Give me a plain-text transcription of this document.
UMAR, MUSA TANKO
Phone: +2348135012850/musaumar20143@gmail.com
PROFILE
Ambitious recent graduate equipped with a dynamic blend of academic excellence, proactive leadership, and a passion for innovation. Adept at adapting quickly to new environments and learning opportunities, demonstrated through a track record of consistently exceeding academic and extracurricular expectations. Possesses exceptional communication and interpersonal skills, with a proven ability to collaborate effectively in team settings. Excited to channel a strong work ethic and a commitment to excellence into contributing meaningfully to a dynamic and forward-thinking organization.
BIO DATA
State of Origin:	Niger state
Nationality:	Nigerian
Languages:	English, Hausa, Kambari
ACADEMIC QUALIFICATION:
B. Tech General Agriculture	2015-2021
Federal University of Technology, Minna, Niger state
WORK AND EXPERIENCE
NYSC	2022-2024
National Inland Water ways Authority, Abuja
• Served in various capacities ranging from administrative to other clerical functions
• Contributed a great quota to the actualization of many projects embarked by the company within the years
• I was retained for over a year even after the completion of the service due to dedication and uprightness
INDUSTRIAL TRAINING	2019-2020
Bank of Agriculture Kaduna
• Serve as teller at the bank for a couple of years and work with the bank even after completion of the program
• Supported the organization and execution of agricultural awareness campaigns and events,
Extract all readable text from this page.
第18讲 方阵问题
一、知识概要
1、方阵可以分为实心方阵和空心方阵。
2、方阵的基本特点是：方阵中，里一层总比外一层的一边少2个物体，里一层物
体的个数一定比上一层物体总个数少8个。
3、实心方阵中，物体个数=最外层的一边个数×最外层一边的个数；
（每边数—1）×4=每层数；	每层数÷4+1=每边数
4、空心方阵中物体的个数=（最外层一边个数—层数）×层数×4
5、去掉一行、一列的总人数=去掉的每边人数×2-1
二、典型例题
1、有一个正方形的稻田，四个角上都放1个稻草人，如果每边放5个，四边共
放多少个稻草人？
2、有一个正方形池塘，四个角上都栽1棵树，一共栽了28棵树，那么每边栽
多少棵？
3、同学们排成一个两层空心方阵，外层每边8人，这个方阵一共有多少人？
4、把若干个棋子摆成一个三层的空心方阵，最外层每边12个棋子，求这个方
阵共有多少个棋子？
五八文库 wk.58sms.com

> _What the exercise asks_
Return from the data every line that holds "organization".

> _Output for this exercise_
Ambitious recent graduate equipped with a dynamic blend of academic excellence, proactive leadership, and a passion for innovation. Adept at adapting quickly to new environments and learning opportunities, demonstrated through a track record of consistently exceeding academic and extracurricular expectations. Possesses exceptional communication and interpersonal skills, with a proven ability to collaborate effectively in team settings. Excited to channel a strong work ethic and a commitment to excellence into contributing meaningfully to a dynamic and forward-thinking organization.
• Supported the organization and execution of agricultural awareness campaigns and events,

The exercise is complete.